### DIRECTIONS FOR THIS TASK
Repeat the lines that follow, leaving nothing out.

### TASK DATA
%%

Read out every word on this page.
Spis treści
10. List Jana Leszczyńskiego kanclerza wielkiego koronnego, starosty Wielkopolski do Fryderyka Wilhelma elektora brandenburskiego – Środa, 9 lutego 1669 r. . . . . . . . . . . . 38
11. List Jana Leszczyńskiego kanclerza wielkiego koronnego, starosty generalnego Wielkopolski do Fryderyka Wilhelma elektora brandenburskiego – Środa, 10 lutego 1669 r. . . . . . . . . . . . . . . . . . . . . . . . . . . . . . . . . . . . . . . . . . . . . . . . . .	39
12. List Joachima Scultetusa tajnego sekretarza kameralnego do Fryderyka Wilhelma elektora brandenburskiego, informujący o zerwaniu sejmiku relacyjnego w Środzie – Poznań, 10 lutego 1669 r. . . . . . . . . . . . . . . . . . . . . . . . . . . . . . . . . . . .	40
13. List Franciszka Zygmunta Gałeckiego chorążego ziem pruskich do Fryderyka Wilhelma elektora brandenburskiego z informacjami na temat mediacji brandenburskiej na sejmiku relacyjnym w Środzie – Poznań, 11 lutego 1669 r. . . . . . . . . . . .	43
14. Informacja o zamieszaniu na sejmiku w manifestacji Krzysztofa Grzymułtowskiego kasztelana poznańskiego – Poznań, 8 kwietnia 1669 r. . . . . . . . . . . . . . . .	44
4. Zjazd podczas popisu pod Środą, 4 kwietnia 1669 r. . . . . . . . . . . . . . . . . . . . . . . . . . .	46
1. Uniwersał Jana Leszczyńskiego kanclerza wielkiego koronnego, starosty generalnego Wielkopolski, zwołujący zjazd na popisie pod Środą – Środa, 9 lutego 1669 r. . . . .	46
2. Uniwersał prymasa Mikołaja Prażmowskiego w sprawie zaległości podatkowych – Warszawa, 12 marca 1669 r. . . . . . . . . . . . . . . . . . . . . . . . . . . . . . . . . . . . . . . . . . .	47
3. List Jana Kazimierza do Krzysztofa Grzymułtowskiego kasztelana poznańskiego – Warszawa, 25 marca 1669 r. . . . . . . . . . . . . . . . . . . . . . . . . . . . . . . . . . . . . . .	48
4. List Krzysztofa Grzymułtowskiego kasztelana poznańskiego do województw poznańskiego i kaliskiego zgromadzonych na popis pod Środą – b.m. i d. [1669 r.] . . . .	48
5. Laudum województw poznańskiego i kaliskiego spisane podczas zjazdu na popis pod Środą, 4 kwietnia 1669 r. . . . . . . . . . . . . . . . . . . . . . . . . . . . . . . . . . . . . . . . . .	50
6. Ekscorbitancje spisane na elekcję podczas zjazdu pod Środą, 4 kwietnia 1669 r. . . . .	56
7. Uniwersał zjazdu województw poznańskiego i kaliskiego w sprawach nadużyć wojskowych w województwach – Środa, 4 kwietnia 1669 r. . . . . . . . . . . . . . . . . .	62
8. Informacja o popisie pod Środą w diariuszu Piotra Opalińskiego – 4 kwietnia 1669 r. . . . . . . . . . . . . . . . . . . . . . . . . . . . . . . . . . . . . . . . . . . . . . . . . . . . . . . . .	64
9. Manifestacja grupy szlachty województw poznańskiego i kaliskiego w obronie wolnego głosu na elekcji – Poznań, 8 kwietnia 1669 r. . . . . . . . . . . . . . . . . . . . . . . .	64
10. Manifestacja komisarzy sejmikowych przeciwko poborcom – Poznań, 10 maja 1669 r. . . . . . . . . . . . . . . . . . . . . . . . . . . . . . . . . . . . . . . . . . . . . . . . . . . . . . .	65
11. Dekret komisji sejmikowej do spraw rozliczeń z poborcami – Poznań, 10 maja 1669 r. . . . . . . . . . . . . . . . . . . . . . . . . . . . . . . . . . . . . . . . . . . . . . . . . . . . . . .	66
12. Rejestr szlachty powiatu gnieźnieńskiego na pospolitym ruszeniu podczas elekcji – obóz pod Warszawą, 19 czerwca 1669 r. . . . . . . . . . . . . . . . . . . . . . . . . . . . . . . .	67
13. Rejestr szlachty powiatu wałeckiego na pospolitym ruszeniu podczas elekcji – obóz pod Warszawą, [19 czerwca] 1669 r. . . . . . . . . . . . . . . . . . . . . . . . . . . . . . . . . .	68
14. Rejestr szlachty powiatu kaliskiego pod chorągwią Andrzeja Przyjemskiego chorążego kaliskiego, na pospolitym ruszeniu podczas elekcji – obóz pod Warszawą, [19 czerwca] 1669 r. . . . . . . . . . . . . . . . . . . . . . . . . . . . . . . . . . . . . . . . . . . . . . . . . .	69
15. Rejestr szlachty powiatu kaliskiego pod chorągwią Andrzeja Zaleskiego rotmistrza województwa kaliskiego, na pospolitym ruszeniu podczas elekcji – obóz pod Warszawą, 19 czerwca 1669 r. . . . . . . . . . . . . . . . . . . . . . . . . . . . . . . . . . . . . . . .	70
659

%%

### RESULT OF THIS TASK
Read out every word on this page.
Spis treści
10. List Jana Leszczyńskiego kanclerza wielkiego koronnego, starosty Wielkopolski do Fryderyka Wilhelma elektora brandenburskiego – Środa, 9 lutego 1669 r. . . . . . . . . . . . 38
11. List Jana Leszczyńskiego kanclerza wielkiego koronnego, starosty generalnego Wielkopolski do Fryderyka Wilhelma elektora brandenburskiego – Środa, 10 lutego 1669 r. . . . . . . . . . . . . . . . . . . . . . . . . . . . . . . . . . . . . . . . . . . . . . . . . .	39
12. List Joachima Scultetusa tajnego sekretarza kameralnego do Fryderyka Wilhelma elektora brandenburskiego, informujący o zerwaniu sejmiku relacyjnego w Środzie – Poznań, 10 lutego 1669 r. . . . . . . . . . . . . . . . . . . . . . . . . . . . . . . . . . . .	40
13. List Franciszka Zygmunta Gałeckiego chorążego ziem pruskich do Fryderyka Wilhelma elektora brandenburskiego z informacjami na temat mediacji brandenburskiej na sejmiku relacyjnym w Środzie – Poznań, 11 lutego 1669 r. . . . . . . . . . . .	43
14. Informacja o zamieszaniu na sejmiku w manifestacji Krzysztofa Grzymułtowskiego kasztelana poznańskiego – Poznań, 8 kwietnia 1669 r. . . . . . . . . . . . . . . .	44
4. Zjazd podczas popisu pod Środą, 4 kwietnia 1669 r. . . . . . . . . . . . . . . . . . . . . . . . . . .	46
1. Uniwersał Jana Leszczyńskiego kanclerza wielkiego koronnego, starosty generalnego Wielkopolski, zwołujący zjazd na popisie pod Środą – Środa, 9 lutego 1669 r. . . . .	46
2. Uniwersał prymasa Mikołaja Prażmowskiego w sprawie zaległości podatkowych – Warszawa, 12 marca 1669 r. . . . . . . . . . . . . . . . . . . . . . . . . . . . . . . . . . . . . . . . . . .	47
3. List Jana Kazimierza do Krzysztofa Grzymułtowskiego kasztelana poznańskiego – Warszawa, 25 marca 1669 r. . . . . . . . . . . . . . . . . . . . . . . . . . . . . . . . . . . . . . .	48
4. List Krzysztofa Grzymułtowskiego kasztelana poznańskiego do województw poznańskiego i kaliskiego zgromadzonych na popis pod Środą – b.m. i d. [1669 r.] . . . .	48
5. Laudum województw poznańskiego i kaliskiego spisane podczas zjazdu na popis pod Środą, 4 kwietnia 1669 r. . . . . . . . . . . . . . . . . . . . . . . . . . . . . . . . . . . . . . . . . .	50
6. Ekscorbitancje spisane na elekcję podczas zjazdu pod Środą, 4 kwietnia 1669 r. . . . .	56
7. Uniwersał zjazdu województw poznańskiego i kaliskiego w sprawach nadużyć wojskowych w województwach – Środa, 4 kwietnia 1669 r. . . . . . . . . . . . . . . . . .	62
8. Informacja o popisie pod Środą w diariuszu Piotra Opalińskiego – 4 kwietnia 1669 r. . . . . . . . . . . . . . . . . . . . . . . . . . . . . . . . . . . . . . . . . . . . . . . . . . . . . . . . .	64
9. Manifestacja grupy szlachty województw poznańskiego i kaliskiego w obronie wolnego głosu na elekcji – Poznań, 8 kwietnia 1669 r. . . . . . . . . . . . . . . . . . . . . . . .	64
10. Manifestacja komisarzy sejmikowych przeciwko poborcom – Poznań, 10 maja 1669 r. . . . . . . . . . . . . . . . . . . . . . . . . . . . . . . . . . . . . . . . . . . . . . . . . . . . . . .	65
11. Dekret komisji sejmikowej do spraw rozliczeń z poborcami – Poznań, 10 maja 1669 r. . . . . . . . . . . . . . . . . . . . . . . . . . . . . . . . . . . . . . . . . . . . . . . . . . . . . . .	66
12. Rejestr szlachty powiatu gnieźnieńskiego na pospolitym ruszeniu podczas elekcji – obóz pod Warszawą, 19 czerwca 1669 r. . . . . . . . . . . . . . . . . . . . . . . . . . . . . . . .	67
13. Rejestr szlachty powiatu wałeckiego na pospolitym ruszeniu podczas elekcji – obóz pod Warszawą, [19 czerwca] 1669 r. . . . . . . . . . . . . . . . . . . . . . . . . . . . . . . . . .	68
14. Rejestr szlachty powiatu kaliskiego pod chorągwią Andrzeja Przyjemskiego chorążego kaliskiego, na pospolitym ruszeniu podczas elekcji – obóz pod Warszawą, [19 czerwca] 1669 r. . . . . . . . . . . . . . . . . . . . . . . . . . . . . . . . . . . . . . . . . . . . . . . . . .	69
15. Rejestr szlachty powiatu kaliskiego pod chorągwią Andrzeja Zaleskiego rotmistrza województwa kaliskiego, na pospolitym ruszeniu podczas elekcji – obóz pod Warszawą, 19 czerwca 1669 r. . . . . . . . . . . . . . . . . . . . . . . . . . . . . . . . . . . . . . . .	70
659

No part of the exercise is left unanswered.